=== TASK TO CARRY OUT ===
Output all of the entries exactly as written.

=== SUPPLIED MATERIAL ===
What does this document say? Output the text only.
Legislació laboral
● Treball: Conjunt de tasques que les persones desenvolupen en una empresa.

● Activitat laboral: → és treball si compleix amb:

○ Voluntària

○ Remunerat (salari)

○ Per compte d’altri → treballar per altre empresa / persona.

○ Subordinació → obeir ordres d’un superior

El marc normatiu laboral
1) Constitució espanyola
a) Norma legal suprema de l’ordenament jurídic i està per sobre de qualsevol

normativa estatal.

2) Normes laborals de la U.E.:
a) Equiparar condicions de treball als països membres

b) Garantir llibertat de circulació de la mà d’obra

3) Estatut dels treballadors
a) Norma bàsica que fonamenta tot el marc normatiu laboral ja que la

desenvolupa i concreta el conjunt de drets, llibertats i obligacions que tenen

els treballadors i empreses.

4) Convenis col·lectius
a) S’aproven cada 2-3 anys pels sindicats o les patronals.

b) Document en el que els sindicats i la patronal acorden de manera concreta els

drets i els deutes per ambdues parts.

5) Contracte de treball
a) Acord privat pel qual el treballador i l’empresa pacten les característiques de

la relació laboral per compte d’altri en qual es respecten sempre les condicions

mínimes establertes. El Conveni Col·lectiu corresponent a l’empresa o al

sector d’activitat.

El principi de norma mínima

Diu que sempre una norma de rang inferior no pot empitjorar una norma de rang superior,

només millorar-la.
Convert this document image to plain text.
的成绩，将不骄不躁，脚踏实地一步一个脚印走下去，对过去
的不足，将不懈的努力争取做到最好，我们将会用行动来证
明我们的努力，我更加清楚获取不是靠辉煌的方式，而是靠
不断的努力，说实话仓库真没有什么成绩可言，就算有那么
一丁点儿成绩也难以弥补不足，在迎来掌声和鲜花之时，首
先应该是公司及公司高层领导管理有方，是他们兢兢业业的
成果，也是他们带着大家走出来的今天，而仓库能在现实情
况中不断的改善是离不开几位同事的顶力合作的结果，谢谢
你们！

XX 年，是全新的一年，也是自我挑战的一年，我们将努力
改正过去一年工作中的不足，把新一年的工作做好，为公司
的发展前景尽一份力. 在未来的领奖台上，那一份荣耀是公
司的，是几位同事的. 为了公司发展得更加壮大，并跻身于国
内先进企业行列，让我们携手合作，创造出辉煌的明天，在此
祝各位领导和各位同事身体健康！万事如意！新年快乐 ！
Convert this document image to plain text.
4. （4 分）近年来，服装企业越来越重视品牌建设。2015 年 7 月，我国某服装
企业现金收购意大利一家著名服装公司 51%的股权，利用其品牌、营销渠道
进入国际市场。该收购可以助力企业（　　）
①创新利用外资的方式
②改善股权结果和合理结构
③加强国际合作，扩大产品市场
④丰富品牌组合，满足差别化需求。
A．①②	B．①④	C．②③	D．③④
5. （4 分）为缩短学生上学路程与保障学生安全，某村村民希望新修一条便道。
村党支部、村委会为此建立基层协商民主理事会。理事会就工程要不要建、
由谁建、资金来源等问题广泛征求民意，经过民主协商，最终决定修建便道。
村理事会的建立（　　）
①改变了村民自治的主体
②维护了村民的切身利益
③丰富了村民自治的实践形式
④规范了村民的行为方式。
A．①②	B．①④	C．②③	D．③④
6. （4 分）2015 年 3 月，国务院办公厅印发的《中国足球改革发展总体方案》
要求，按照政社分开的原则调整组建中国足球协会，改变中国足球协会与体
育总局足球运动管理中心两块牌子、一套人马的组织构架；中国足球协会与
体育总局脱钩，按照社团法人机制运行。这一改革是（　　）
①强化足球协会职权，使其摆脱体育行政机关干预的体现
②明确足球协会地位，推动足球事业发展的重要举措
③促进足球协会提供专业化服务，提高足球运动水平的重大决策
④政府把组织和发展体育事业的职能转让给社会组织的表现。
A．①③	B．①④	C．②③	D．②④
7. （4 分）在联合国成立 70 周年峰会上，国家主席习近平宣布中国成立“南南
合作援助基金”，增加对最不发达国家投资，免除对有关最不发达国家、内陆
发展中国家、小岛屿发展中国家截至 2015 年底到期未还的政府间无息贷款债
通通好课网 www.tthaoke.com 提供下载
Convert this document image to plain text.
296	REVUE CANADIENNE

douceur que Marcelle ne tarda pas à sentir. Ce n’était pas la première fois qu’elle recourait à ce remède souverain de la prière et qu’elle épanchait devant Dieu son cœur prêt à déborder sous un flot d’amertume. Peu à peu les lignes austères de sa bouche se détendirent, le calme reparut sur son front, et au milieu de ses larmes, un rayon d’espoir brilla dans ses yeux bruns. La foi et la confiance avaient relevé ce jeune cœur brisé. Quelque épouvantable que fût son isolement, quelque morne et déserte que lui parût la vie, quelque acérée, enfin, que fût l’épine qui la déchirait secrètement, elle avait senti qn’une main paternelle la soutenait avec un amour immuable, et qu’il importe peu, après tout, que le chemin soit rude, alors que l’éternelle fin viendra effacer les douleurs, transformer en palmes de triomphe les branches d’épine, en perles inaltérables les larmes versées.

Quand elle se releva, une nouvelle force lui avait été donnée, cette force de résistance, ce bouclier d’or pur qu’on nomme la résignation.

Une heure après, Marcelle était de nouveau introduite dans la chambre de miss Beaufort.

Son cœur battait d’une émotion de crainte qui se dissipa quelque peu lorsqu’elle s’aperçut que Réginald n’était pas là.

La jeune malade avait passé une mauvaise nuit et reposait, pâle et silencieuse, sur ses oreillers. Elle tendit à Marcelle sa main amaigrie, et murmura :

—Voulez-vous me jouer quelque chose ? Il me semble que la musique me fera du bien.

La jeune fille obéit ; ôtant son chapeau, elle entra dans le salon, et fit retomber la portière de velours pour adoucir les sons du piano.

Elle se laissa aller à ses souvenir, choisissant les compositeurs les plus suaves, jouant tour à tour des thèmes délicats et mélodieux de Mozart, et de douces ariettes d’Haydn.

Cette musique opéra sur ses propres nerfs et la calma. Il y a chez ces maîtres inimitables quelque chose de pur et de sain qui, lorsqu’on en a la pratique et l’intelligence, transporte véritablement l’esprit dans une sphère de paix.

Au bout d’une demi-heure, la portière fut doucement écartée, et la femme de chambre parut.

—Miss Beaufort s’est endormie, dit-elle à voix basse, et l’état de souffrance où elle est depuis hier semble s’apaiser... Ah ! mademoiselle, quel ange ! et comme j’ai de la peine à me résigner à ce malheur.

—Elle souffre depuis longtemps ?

=== EXERCISE OUTPUT ===
What does this document say? Output the text only.
Legislació laboral
● Treball: Conjunt de tasques que les persones desenvolupen en una empresa.

● Activitat laboral: → és treball si compleix amb:

○ Voluntària

○ Remunerat (salari)

○ Per compte d’altri → treballar per altre empresa / persona.

○ Subordinació → obeir ordres d’un superior

El marc normatiu laboral
1) Constitució espanyola
a) Norma legal suprema de l’ordenament jurídic i està per sobre de qualsevol

normativa estatal.

2) Normes laborals de la U.E.:
a) Equiparar condicions de treball als països membres

b) Garantir llibertat de circulació de la mà d’obra

3) Estatut dels treballadors
a) Norma bàsica que fonamenta tot el marc normatiu laboral ja que la

desenvolupa i concreta el conjunt de drets, llibertats i obligacions que tenen

els treballadors i empreses.

4) Convenis col·lectius
a) S’aproven cada 2-3 anys pels sindicats o les patronals.

b) Document en el que els sindicats i la patronal acorden de manera concreta els

drets i els deutes per ambdues parts.

5) Contracte de treball
a) Acord privat pel qual el treballador i l’empresa pacten les característiques de

la relació laboral per compte d’altri en qual es respecten sempre les condicions

mínimes establertes. El Conveni Col·lectiu corresponent a l’empresa o al

sector d’activitat.

El principi de norma mínima

Diu que sempre una norma de rang inferior no pot empitjorar una norma de rang superior,

només millorar-la.
Convert this document image to plain text.
的成绩，将不骄不躁，脚踏实地一步一个脚印走下去，对过去
的不足，将不懈的努力争取做到最好，我们将会用行动来证
明我们的努力，我更加清楚获取不是靠辉煌的方式，而是靠
不断的努力，说实话仓库真没有什么成绩可言，就算有那么
一丁点儿成绩也难以弥补不足，在迎来掌声和鲜花之时，首
先应该是公司及公司高层领导管理有方，是他们兢兢业业的
成果，也是他们带着大家走出来的今天，而仓库能在现实情
况中不断的改善是离不开几位同事的顶力合作的结果，谢谢
你们！

XX 年，是全新的一年，也是自我挑战的一年，我们将努力
改正过去一年工作中的不足，把新一年的工作做好，为公司
的发展前景尽一份力. 在未来的领奖台上，那一份荣耀是公
司的，是几位同事的. 为了公司发展得更加壮大，并跻身于国
内先进企业行列，让我们携手合作，创造出辉煌的明天，在此
祝各位领导和各位同事身体健康！万事如意！新年快乐 ！
Convert this document image to plain text.
4. （4 分）近年来，服装企业越来越重视品牌建设。2015 年 7 月，我国某服装
企业现金收购意大利一家著名服装公司 51%的股权，利用其品牌、营销渠道
进入国际市场。该收购可以助力企业（　　）
①创新利用外资的方式
②改善股权结果和合理结构
③加强国际合作，扩大产品市场
④丰富品牌组合，满足差别化需求。
A．①②	B．①④	C．②③	D．③④
5. （4 分）为缩短学生上学路程与保障学生安全，某村村民希望新修一条便道。
村党支部、村委会为此建立基层协商民主理事会。理事会就工程要不要建、
由谁建、资金来源等问题广泛征求民意，经过民主协商，最终决定修建便道。
村理事会的建立（　　）
①改变了村民自治的主体
②维护了村民的切身利益
③丰富了村民自治的实践形式
④规范了村民的行为方式。
A．①②	B．①④	C．②③	D．③④
6. （4 分）2015 年 3 月，国务院办公厅印发的《中国足球改革发展总体方案》
要求，按照政社分开的原则调整组建中国足球协会，改变中国足球协会与体
育总局足球运动管理中心两块牌子、一套人马的组织构架；中国足球协会与
体育总局脱钩，按照社团法人机制运行。这一改革是（　　）
①强化足球协会职权，使其摆脱体育行政机关干预的体现
②明确足球协会地位，推动足球事业发展的重要举措
③促进足球协会提供专业化服务，提高足球运动水平的重大决策
④政府把组织和发展体育事业的职能转让给社会组织的表现。
A．①③	B．①④	C．②③	D．②④
7. （4 分）在联合国成立 70 周年峰会上，国家主席习近平宣布中国成立“南南
合作援助基金”，增加对最不发达国家投资，免除对有关最不发达国家、内陆
发展中国家、小岛屿发展中国家截至 2015 年底到期未还的政府间无息贷款债
通通好课网 www.tthaoke.com 提供下载
Convert this document image to plain text.
296	REVUE CANADIENNE

douceur que Marcelle ne tarda pas à sentir. Ce n’était pas la première fois qu’elle recourait à ce remède souverain de la prière et qu’elle épanchait devant Dieu son cœur prêt à déborder sous un flot d’amertume. Peu à peu les lignes austères de sa bouche se détendirent, le calme reparut sur son front, et au milieu de ses larmes, un rayon d’espoir brilla dans ses yeux bruns. La foi et la confiance avaient relevé ce jeune cœur brisé. Quelque épouvantable que fût son isolement, quelque morne et déserte que lui parût la vie, quelque acérée, enfin, que fût l’épine qui la déchirait secrètement, elle avait senti qn’une main paternelle la soutenait avec un amour immuable, et qu’il importe peu, après tout, que le chemin soit rude, alors que l’éternelle fin viendra effacer les douleurs, transformer en palmes de triomphe les branches d’épine, en perles inaltérables les larmes versées.

Quand elle se releva, une nouvelle force lui avait été donnée, cette force de résistance, ce bouclier d’or pur qu’on nomme la résignation.

Une heure après, Marcelle était de nouveau introduite dans la chambre de miss Beaufort.

Son cœur battait d’une émotion de crainte qui se dissipa quelque peu lorsqu’elle s’aperçut que Réginald n’était pas là.

La jeune malade avait passé une mauvaise nuit et reposait, pâle et silencieuse, sur ses oreillers. Elle tendit à Marcelle sa main amaigrie, et murmura :

—Voulez-vous me jouer quelque chose ? Il me semble que la musique me fera du bien.

La jeune fille obéit ; ôtant son chapeau, elle entra dans le salon, et fit retomber la portière de velours pour adoucir les sons du piano.

Elle se laissa aller à ses souvenir, choisissant les compositeurs les plus suaves, jouant tour à tour des thèmes délicats et mélodieux de Mozart, et de douces ariettes d’Haydn.

Cette musique opéra sur ses propres nerfs et la calma. Il y a chez ces maîtres inimitables quelque chose de pur et de sain qui, lorsqu’on en a la pratique et l’intelligence, transporte véritablement l’esprit dans une sphère de paix.

Au bout d’une demi-heure, la portière fut doucement écartée, et la femme de chambre parut.

—Miss Beaufort s’est endormie, dit-elle à voix basse, et l’état de souffrance où elle est depuis hier semble s’apaiser... Ah ! mademoiselle, quel ange ! et comme j’ai de la peine à me résigner à ce malheur.

—Elle souffre depuis longtemps ?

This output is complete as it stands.